DOCUMENT SECTION:
*** Block opens ***

I didnt. Everyone saw me at home assumed it meant i was well and piled in. Im due in 6 weeks with dc2 and have asked for an elcs. Part of my reason is that i cannot face the sheer terror and what felt like torture again. When the consultant asked about dd's birth i sobbed. But i cried more for the shell i felt i was afterwards. I really came away feeling traumatised but that i was expected to be europhoric as i had my baby.

Magneto · 24/12/2011 09:10

I felt really wobbly like my legs wouldn't work (only had g&a) and a bit surreal, like none of it had actually happened. Then I couldn't sleep and wasn't hungry until 3 days later when they let me go home!

Lynli · 24/12/2011 10:36

Traumatised. Violated. couldn't walk, couldn't sit. White as sheet, exhausted both mentally and physically.

Hyperactive and unable to sleep.

Happier than ever before.

Katy1368 · 24/12/2011 10:49

Like I had been run over by a truck. Like I needed a two week holiday in Barbados with a daily quota of 12 hours sleep to recover - but wasn't gonna get it!!

Verso · 24/12/2011 12:25

I felt terrible after DD1. Forceps delivery with fourth-degree tears, double incontinence for weeks, severe post-partum haemorrhage, then trauma being unable to get medical help for my condition because I was "out of postcode" for postnatal care and the GP said I should go back to hospital but the hospital washed their hands of me and the local midwives didn't have me on their postnatal books - then readmitted as a dehydrated emergency to hospital, whereupon a midwife reported me to social services because I said I could do with some support (!) and DD1 was also dehydrated and struggling to breastfeed as most of my milk had gone due to me being so unwell - interviewed (in my nightie, bleeding) by two very scary social workers before the hospital would declare me a fit enough mother to take my baby home - massive depression as I felt so shocked by the experience... horrific really.

*** Block closes ***

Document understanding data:
*** Block opens ***

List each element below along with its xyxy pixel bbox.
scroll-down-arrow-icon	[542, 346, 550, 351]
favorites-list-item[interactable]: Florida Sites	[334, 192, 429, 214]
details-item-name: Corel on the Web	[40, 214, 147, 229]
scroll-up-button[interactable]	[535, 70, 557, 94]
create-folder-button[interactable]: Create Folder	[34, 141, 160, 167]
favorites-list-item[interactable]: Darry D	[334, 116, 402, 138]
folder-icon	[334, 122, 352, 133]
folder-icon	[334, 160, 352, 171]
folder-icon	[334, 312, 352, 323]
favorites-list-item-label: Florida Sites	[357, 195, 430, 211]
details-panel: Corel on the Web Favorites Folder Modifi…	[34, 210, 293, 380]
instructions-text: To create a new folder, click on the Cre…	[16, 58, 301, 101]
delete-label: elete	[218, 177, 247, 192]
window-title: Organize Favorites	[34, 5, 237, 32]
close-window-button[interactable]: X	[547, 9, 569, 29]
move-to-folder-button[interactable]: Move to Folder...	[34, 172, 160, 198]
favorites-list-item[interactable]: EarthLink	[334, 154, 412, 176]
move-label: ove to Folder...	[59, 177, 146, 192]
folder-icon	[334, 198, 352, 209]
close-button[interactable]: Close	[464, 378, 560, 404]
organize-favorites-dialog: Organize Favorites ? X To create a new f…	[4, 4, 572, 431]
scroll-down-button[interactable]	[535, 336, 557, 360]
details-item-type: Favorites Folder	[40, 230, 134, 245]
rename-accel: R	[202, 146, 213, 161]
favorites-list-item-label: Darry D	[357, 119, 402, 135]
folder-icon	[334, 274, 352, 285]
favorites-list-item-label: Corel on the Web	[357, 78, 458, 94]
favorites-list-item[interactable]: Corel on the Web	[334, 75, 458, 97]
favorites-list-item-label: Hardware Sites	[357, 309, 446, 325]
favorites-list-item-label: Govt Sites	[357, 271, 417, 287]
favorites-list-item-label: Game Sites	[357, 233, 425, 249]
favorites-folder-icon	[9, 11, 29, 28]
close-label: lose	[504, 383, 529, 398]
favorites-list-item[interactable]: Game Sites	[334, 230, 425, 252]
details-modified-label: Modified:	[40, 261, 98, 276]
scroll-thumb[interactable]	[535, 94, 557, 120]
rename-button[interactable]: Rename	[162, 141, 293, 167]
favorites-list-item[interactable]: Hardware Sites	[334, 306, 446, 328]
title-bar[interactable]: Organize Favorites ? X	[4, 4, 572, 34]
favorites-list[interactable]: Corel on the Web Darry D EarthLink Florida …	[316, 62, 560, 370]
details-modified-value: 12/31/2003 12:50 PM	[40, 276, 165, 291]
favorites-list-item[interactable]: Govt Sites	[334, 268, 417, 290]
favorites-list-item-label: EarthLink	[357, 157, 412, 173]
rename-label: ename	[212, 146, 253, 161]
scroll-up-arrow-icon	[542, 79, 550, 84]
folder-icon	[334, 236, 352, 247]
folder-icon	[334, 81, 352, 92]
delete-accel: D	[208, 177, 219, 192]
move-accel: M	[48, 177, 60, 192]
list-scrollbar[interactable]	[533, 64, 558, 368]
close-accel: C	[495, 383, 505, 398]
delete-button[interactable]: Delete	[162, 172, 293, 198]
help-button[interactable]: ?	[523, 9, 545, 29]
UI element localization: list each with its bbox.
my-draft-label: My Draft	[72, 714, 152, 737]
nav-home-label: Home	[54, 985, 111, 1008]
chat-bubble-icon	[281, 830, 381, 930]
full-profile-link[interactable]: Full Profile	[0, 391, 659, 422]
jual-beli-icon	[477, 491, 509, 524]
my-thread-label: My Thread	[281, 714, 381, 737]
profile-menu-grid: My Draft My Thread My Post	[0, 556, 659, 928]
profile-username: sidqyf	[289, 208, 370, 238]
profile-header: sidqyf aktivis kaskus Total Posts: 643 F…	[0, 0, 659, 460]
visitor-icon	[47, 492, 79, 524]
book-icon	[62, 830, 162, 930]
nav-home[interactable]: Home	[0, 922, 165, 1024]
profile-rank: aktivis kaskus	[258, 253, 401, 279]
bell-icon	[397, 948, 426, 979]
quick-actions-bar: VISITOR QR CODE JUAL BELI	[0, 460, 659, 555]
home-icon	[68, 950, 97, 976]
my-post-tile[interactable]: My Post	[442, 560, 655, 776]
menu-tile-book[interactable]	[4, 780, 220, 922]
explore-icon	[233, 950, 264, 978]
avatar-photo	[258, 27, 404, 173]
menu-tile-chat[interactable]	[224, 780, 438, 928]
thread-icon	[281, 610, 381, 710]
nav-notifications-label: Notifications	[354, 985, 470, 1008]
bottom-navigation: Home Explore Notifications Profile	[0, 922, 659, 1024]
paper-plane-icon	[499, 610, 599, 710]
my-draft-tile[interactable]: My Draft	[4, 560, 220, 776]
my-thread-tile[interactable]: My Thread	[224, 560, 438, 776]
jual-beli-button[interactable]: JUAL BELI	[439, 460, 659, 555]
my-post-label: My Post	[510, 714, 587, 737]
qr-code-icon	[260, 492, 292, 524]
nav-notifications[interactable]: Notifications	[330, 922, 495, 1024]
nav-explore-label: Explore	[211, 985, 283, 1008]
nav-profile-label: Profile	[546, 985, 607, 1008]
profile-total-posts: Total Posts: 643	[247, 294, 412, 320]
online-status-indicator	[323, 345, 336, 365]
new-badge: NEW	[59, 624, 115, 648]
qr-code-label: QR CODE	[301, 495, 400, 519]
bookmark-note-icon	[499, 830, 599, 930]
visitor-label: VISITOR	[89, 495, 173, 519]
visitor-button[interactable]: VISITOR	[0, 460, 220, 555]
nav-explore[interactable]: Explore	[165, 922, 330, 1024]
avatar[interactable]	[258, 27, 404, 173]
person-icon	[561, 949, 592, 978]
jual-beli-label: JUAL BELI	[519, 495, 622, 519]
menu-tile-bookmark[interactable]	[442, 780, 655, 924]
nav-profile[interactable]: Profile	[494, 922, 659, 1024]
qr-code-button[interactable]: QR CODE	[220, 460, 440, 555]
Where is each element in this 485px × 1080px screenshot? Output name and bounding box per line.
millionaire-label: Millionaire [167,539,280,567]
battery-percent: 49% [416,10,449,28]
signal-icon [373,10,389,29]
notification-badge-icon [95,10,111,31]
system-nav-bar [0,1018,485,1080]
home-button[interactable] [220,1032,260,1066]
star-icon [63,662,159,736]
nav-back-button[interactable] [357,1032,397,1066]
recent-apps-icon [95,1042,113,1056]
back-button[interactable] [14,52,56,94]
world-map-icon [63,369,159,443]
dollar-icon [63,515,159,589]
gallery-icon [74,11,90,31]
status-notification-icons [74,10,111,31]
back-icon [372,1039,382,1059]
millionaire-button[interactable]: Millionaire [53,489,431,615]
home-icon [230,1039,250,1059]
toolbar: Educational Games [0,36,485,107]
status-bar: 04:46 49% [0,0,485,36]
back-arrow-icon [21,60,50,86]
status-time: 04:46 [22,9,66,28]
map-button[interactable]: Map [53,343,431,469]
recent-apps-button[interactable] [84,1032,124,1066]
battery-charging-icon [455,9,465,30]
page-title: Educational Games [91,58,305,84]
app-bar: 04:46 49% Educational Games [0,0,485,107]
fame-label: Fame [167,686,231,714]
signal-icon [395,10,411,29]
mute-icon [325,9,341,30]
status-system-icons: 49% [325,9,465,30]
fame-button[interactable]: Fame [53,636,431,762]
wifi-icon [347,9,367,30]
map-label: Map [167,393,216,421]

*** Block closes ***

DIRECTIONS:
(a) In the childbirth forum thread, where does Katy1368 say a two-week holiday would have been needed to recover?
(b) Rewrite the paragraph of the childbirth forum thread that begins "I felt terrible after DD1" as a brief bulleted list that keeps its main facts.
(c) Pick up the childbirth forum thread after its last sentence and continue it.
The items above are separate material, unrelated to the childbirth forum thread.

EXPECTED OUTPUTS:
(a) Barbados, with a daily quota of 12 hours of sleep.

(b)
- Forceps delivery with fourth-degree tears, double incontinence for weeks, and a severe post-partum haemorrhage
- Could not get medical help: being "out of postcode" for postnatal care, the GP sent the poster back to hospital, the hospital washed its hands of the case, and the local midwives had no record
- Readmitted to hospital as a dehydrated emergency
- A midwife reported the poster to social services after a request for some support
- DD1 was also dehydrated and struggling to breastfeed, since most of the milk had gone due to the illness
- Interviewed by two social workers, in a nightie and bleeding, before the hospital agreed the baby could go home
- Massive depression afterward from the shock of the experience

(c)
On (terrified) alert for months as social services threatened promised they would do a "spot check" on me at home to check the home environment. When I eventually plucked up courage to phone them to ask why they hadn't been after a number of weeks, they were really blasé and said "oh sorry - we realised it was all a misunderstanding so didn't think we needed to follow up urgently... we'll come round next week so we can close the case."

(The head of the NCT had me interviewed by the Evening Standard re poor maternity/postnatal care but in the end the story didn't run because of the London bombings...) After six months of physiotherapy (with some very odd electrical machines!) and consultant care for my damaged pelvic floor, I got my continence back. Thank God.

After DD2 - planned caesarean (due to the above). I could walk! After a day! I still got severe PND but OMG the joy of the recovery in comparison! A few days of painkillers and then I gradually got better!

(Had to have counselling pre-DD2 as I was a bit scared!)

Want2bSupermum · 24/12/2011 13:00

I had an emcs after being induced. I had preclampsia and labour was not going anywhere. I was 5cm for 24hrs and in agony at the end as I had epidural plus huge amounts of pitcoin in a last ditch attempt to get DD to come out through the shoot.

After I was exhaused from labour, scared by the shaking from having huge amounts of pain killers and itchy all over. They offered to give me something for the itching but I declined as I felt I had been pumped with enough drugs already. I was so tired that while I woke up itching I quicky fell back asleep.

Will push for planned CS next time if I have the same signs of preclampsia/ general feeling that DD was stuck (she was wedged against my pelvis as was never going to make it out).

mummasita · 24/12/2011 13:43

I felt like shyte and shyte and shyte

hohohEauRouge · 24/12/2011 14:38

Physically both times I felt like I'd run a marathon and then been kicked in the fanjo by someone wearing ice skates. Emotionally with DD1 it was like being in love for the first time, times a billion. With DD2 I was pissed off at the MWs for a multitude of reasons and was having trouble bonding.

Ohnoredundo · 24/12/2011 16:39

Totally mentally screwed up - the physical part I found easy.